▸ Task details: Word for word, set down the records and skip each picture.

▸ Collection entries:
____________________

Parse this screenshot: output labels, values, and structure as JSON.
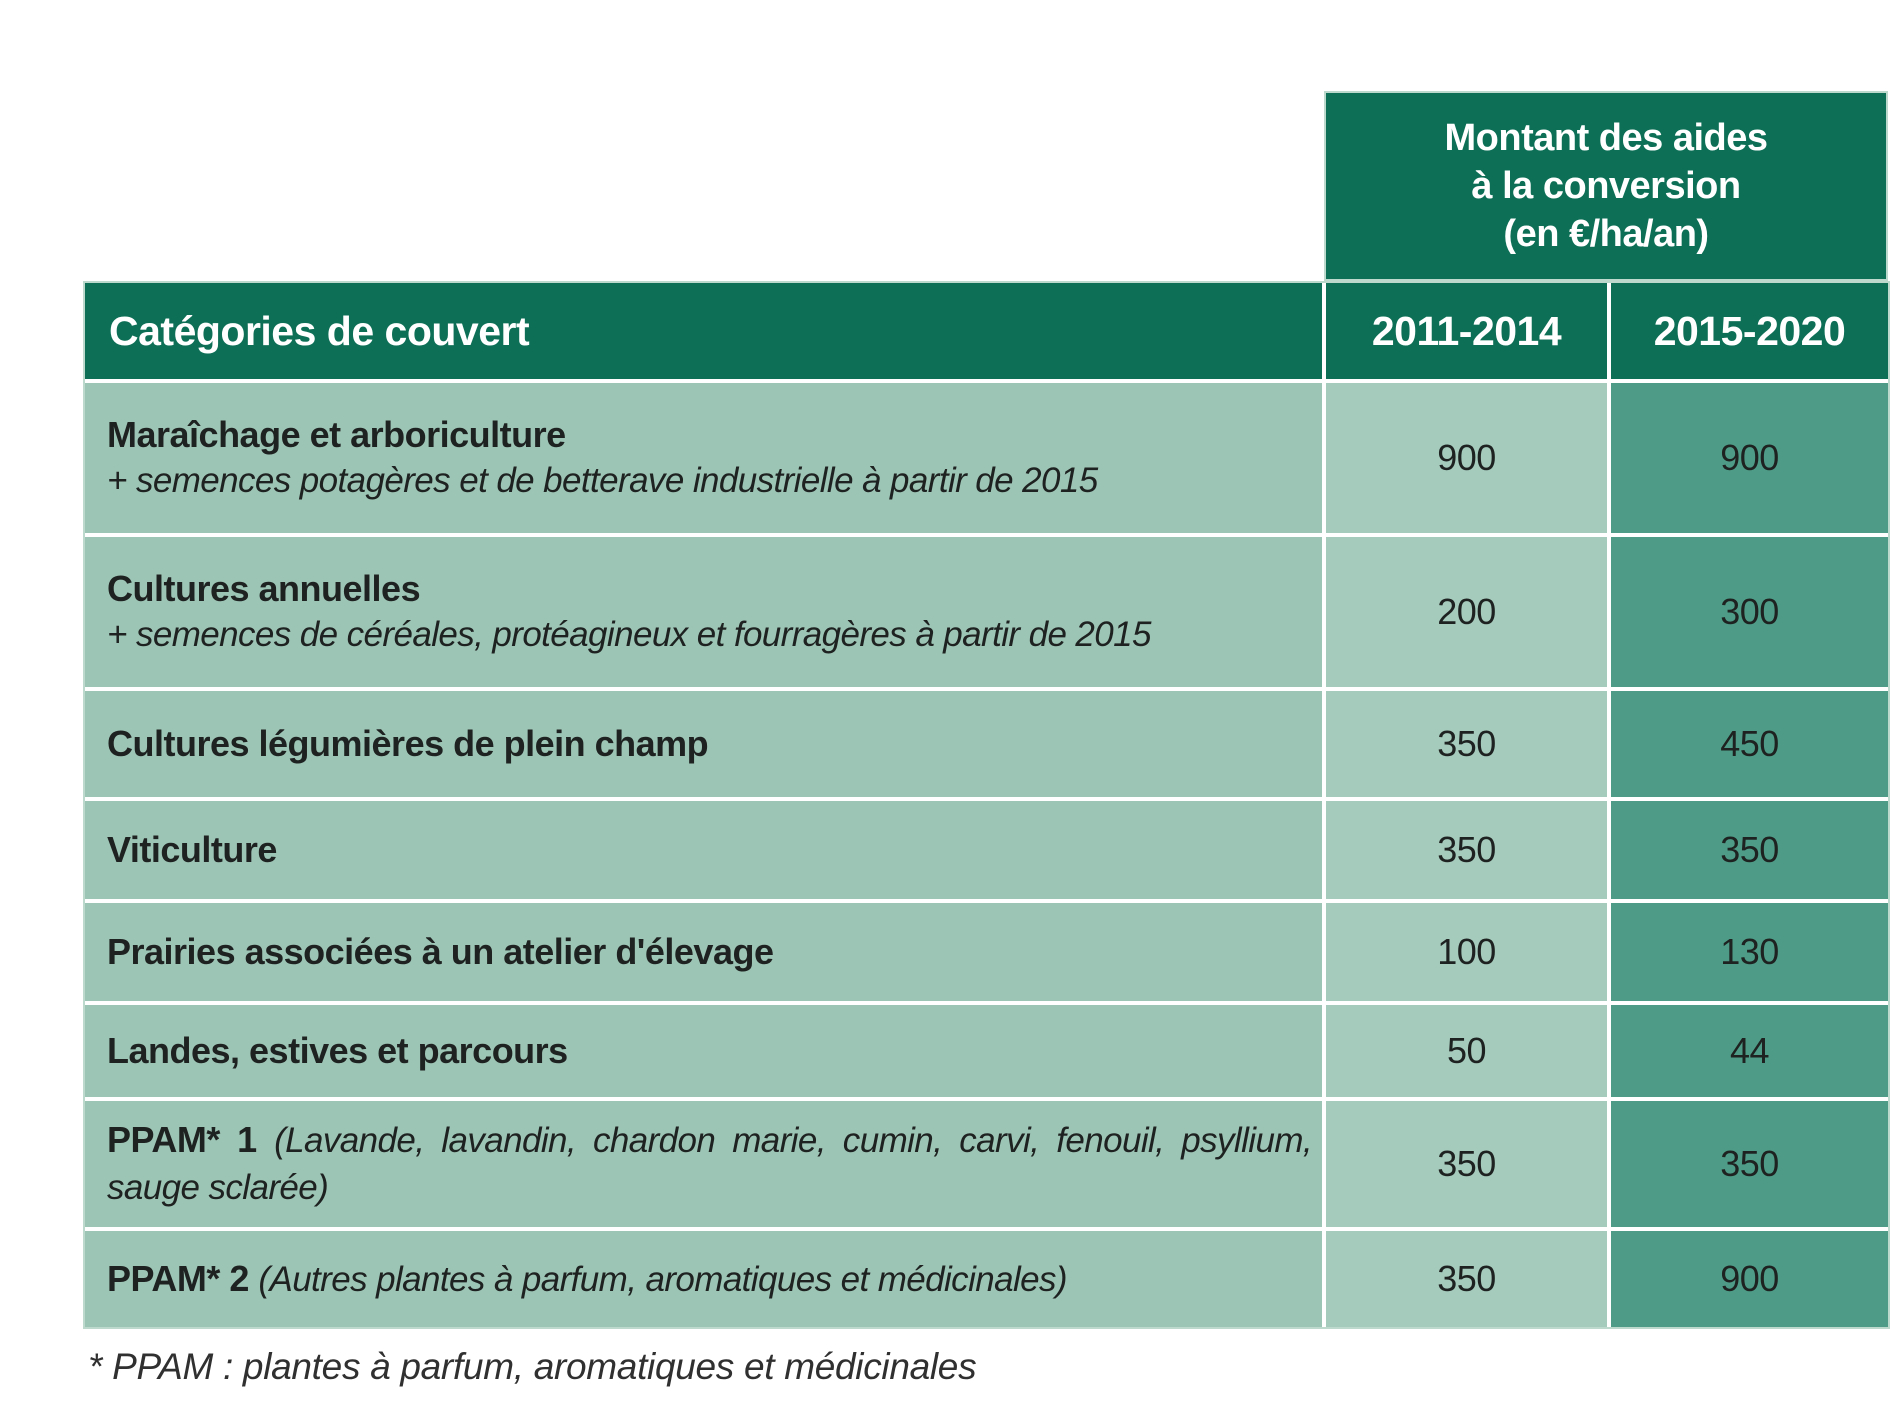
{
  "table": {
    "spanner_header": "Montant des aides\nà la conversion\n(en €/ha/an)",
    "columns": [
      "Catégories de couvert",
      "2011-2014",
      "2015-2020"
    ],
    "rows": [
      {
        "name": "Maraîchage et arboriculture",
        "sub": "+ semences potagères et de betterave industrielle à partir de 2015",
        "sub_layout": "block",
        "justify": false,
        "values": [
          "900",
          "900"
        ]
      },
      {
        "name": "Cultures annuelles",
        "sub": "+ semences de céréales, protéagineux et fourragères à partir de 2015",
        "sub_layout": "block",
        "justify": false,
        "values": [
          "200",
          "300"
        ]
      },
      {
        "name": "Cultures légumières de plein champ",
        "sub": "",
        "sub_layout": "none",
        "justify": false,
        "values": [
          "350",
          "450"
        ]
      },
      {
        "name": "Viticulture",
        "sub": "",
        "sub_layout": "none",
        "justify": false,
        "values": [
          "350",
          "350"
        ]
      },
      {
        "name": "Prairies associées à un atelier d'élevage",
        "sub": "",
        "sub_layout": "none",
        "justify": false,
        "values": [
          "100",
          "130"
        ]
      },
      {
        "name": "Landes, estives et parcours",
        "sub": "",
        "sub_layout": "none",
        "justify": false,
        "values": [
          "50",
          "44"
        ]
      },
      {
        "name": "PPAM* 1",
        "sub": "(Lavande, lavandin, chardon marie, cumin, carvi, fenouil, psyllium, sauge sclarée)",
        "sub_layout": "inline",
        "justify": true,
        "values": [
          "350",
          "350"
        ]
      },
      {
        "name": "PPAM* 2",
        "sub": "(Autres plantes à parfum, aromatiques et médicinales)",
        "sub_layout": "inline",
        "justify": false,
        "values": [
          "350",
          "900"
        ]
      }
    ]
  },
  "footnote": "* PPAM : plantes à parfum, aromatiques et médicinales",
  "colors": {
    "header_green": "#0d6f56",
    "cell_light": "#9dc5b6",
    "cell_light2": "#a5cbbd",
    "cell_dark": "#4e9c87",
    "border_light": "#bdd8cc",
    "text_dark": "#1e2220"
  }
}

____________________

▸ Output of the task:
Parse this screenshot: output labels, values, and structure as JSON.
{
  "table": {
    "spanner_header": "Montant des aides\nà la conversion\n(en €/ha/an)",
    "columns": [
      "Catégories de couvert",
      "2011-2014",
      "2015-2020"
    ],
    "rows": [
      {
        "name": "Maraîchage et arboriculture",
        "sub": "+ semences potagères et de betterave industrielle à partir de 2015",
        "sub_layout": "block",
        "justify": false,
        "values": [
          "900",
          "900"
        ]
      },
      {
        "name": "Cultures annuelles",
        "sub": "+ semences de céréales, protéagineux et fourragères à partir de 2015",
        "sub_layout": "block",
        "justify": false,
        "values": [
          "200",
          "300"
        ]
      },
      {
        "name": "Cultures légumières de plein champ",
        "sub": "",
        "sub_layout": "none",
        "justify": false,
        "values": [
          "350",
          "450"
        ]
      },
      {
        "name": "Viticulture",
        "sub": "",
        "sub_layout": "none",
        "justify": false,
        "values": [
          "350",
          "350"
        ]
      },
      {
        "name": "Prairies associées à un atelier d'élevage",
        "sub": "",
        "sub_layout": "none",
        "justify": false,
        "values": [
          "100",
          "130"
        ]
      },
      {
        "name": "Landes, estives et parcours",
        "sub": "",
        "sub_layout": "none",
        "justify": false,
        "values": [
          "50",
          "44"
        ]
      },
      {
        "name": "PPAM* 1",
        "sub": "(Lavande, lavandin, chardon marie, cumin, carvi, fenouil, psyllium, sauge sclarée)",
        "sub_layout": "inline",
        "justify": true,
        "values": [
          "350",
          "350"
        ]
      },
      {
        "name": "PPAM* 2",
        "sub": "(Autres plantes à parfum, aromatiques et médicinales)",
        "sub_layout": "inline",
        "justify": false,
        "values": [
          "350",
          "900"
        ]
      }
    ]
  },
  "footnote": "* PPAM : plantes à parfum, aromatiques et médicinales",
  "colors": {
    "header_green": "#0d6f56",
    "cell_light": "#9dc5b6",
    "cell_light2": "#a5cbbd",
    "cell_dark": "#4e9c87",
    "border_light": "#bdd8cc",
    "text_dark": "#1e2220"
  }
}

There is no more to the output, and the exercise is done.